GIVEN INSTRUCTION
Every entry here needs to be repeated exactly.

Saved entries

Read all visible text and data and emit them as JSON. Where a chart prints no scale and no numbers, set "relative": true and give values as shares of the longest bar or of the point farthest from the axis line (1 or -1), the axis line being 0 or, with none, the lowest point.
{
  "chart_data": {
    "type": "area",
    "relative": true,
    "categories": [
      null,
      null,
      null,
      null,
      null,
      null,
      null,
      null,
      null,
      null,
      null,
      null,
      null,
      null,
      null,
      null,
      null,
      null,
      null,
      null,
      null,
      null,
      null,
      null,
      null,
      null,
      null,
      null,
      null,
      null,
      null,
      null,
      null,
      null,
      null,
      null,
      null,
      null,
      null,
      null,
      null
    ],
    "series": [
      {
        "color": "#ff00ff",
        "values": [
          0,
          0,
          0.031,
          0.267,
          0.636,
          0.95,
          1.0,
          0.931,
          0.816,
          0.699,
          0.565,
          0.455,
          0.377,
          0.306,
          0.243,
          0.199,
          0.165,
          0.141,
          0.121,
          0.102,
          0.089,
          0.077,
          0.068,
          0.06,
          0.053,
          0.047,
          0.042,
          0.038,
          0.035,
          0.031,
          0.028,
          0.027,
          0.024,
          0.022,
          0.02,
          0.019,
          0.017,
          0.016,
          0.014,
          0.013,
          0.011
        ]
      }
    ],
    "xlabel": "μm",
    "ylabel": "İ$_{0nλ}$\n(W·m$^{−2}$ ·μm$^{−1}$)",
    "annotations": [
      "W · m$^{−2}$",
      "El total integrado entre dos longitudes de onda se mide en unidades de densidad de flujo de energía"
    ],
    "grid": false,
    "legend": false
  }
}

THE COMPLETED TASK
Read all visible text and data and emit them as JSON. Where a chart prints no scale and no numbers, set "relative": true and give values as shares of the longest bar or of the point farthest from the axis line (1 or -1), the axis line being 0 or, with none, the lowest point.
{
  "chart_data": {
    "type": "area",
    "relative": true,
    "categories": [
      null,
      null,
      null,
      null,
      null,
      null,
      null,
      null,
      null,
      null,
      null,
      null,
      null,
      null,
      null,
      null,
      null,
      null,
      null,
      null,
      null,
      null,
      null,
      null,
      null,
      null,
      null,
      null,
      null,
      null,
      null,
      null,
      null,
      null,
      null,
      null,
      null,
      null,
      null,
      null,
      null
    ],
    "series": [
      {
        "color": "#ff00ff",
        "values": [
          0,
          0,
          0.031,
          0.267,
          0.636,
          0.95,
          1.0,
          0.931,
          0.816,
          0.699,
          0.565,
          0.455,
          0.377,
          0.306,
          0.243,
          0.199,
          0.165,
          0.141,
          0.121,
          0.102,
          0.089,
          0.077,
          0.068,
          0.06,
          0.053,
          0.047,
          0.042,
          0.038,
          0.035,
          0.031,
          0.028,
          0.027,
          0.024,
          0.022,
          0.02,
          0.019,
          0.017,
          0.016,
          0.014,
          0.013,
          0.011
        ]
      }
    ],
    "xlabel": "μm",
    "ylabel": "İ$_{0nλ}$\n(W·m$^{−2}$ ·μm$^{−1}$)",
    "annotations": [
      "W · m$^{−2}$",
      "El total integrado entre dos longitudes de onda se mide en unidades de densidad de flujo de energía"
    ],
    "grid": false,
    "legend": false
  }
}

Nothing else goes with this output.